▶ RECORD EXCERPTS
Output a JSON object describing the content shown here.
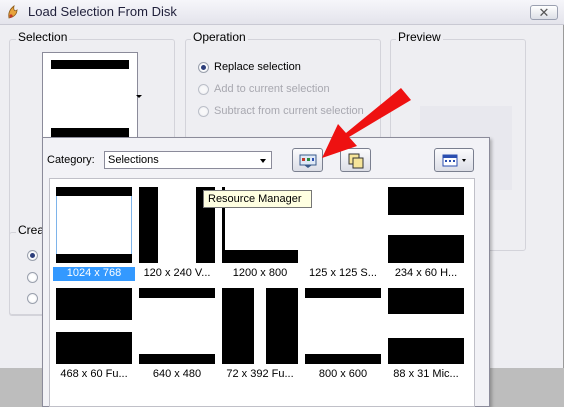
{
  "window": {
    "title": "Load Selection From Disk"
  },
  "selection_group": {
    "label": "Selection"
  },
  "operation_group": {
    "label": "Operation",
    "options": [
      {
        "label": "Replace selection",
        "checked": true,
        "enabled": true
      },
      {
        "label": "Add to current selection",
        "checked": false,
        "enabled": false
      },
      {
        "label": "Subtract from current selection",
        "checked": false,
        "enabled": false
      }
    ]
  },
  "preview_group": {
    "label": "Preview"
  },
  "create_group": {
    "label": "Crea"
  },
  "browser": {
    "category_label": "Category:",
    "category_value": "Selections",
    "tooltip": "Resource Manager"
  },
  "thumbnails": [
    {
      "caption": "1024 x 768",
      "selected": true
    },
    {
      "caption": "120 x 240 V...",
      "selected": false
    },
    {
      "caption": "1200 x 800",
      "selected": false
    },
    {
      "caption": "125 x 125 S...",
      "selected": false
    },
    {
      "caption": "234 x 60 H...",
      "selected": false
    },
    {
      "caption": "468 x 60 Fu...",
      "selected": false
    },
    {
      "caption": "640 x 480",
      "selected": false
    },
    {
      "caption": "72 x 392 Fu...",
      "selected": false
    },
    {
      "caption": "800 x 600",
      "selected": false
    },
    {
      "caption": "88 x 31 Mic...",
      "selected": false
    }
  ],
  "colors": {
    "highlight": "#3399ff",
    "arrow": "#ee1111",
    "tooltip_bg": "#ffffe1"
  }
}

▶ WRITTEN REQUEST
Write out the full listing verbatim, excluding its pictures.

▶ PROBLEM SOLUTION
Output a JSON object describing the content shown here.
{
  "window": {
    "title": "Load Selection From Disk"
  },
  "selection_group": {
    "label": "Selection"
  },
  "operation_group": {
    "label": "Operation",
    "options": [
      {
        "label": "Replace selection",
        "checked": true,
        "enabled": true
      },
      {
        "label": "Add to current selection",
        "checked": false,
        "enabled": false
      },
      {
        "label": "Subtract from current selection",
        "checked": false,
        "enabled": false
      }
    ]
  },
  "preview_group": {
    "label": "Preview"
  },
  "create_group": {
    "label": "Crea"
  },
  "browser": {
    "category_label": "Category:",
    "category_value": "Selections",
    "tooltip": "Resource Manager"
  },
  "thumbnails": [
    {
      "caption": "1024 x 768",
      "selected": true
    },
    {
      "caption": "120 x 240 V...",
      "selected": false
    },
    {
      "caption": "1200 x 800",
      "selected": false
    },
    {
      "caption": "125 x 125 S...",
      "selected": false
    },
    {
      "caption": "234 x 60 H...",
      "selected": false
    },
    {
      "caption": "468 x 60 Fu...",
      "selected": false
    },
    {
      "caption": "640 x 480",
      "selected": false
    },
    {
      "caption": "72 x 392 Fu...",
      "selected": false
    },
    {
      "caption": "800 x 600",
      "selected": false
    },
    {
      "caption": "88 x 31 Mic...",
      "selected": false
    }
  ],
  "colors": {
    "highlight": "#3399ff",
    "arrow": "#ee1111",
    "tooltip_bg": "#ffffe1"
  }
}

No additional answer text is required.